EXERCISE TASK
Reproduce every entry in the listing without alteration.

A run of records
·····

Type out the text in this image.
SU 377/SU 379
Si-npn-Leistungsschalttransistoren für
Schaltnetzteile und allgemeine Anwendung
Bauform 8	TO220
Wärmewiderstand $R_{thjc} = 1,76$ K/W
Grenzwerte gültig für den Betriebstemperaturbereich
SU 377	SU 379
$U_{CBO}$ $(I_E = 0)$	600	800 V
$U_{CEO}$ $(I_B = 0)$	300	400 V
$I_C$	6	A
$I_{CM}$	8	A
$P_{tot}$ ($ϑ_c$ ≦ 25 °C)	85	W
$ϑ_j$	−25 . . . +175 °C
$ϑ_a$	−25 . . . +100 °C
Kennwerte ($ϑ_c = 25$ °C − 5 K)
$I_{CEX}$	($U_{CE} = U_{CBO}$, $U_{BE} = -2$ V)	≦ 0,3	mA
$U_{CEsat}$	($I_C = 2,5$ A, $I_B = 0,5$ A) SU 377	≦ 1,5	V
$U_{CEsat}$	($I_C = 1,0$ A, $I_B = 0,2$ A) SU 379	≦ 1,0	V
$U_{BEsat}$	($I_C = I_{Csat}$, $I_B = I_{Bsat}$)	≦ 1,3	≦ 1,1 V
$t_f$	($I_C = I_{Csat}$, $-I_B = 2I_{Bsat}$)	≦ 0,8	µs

·····

SOLUTION TO THIS PROBLEM
Type out the text in this image.
SU 377/SU 379
Si-npn-Leistungsschalttransistoren für
Schaltnetzteile und allgemeine Anwendung
Bauform 8	TO220
Wärmewiderstand $R_{thjc} = 1,76$ K/W
Grenzwerte gültig für den Betriebstemperaturbereich
SU 377	SU 379
$U_{CBO}$ $(I_E = 0)$	600	800 V
$U_{CEO}$ $(I_B = 0)$	300	400 V
$I_C$	6	A
$I_{CM}$	8	A
$P_{tot}$ ($ϑ_c$ ≦ 25 °C)	85	W
$ϑ_j$	−25 . . . +175 °C
$ϑ_a$	−25 . . . +100 °C
Kennwerte ($ϑ_c = 25$ °C − 5 K)
$I_{CEX}$	($U_{CE} = U_{CBO}$, $U_{BE} = -2$ V)	≦ 0,3	mA
$U_{CEsat}$	($I_C = 2,5$ A, $I_B = 0,5$ A) SU 377	≦ 1,5	V
$U_{CEsat}$	($I_C = 1,0$ A, $I_B = 0,2$ A) SU 379	≦ 1,0	V
$U_{BEsat}$	($I_C = I_{Csat}$, $I_B = I_{Bsat}$)	≦ 1,3	≦ 1,1 V
$t_f$	($I_C = I_{Csat}$, $-I_B = 2I_{Bsat}$)	≦ 0,8	µs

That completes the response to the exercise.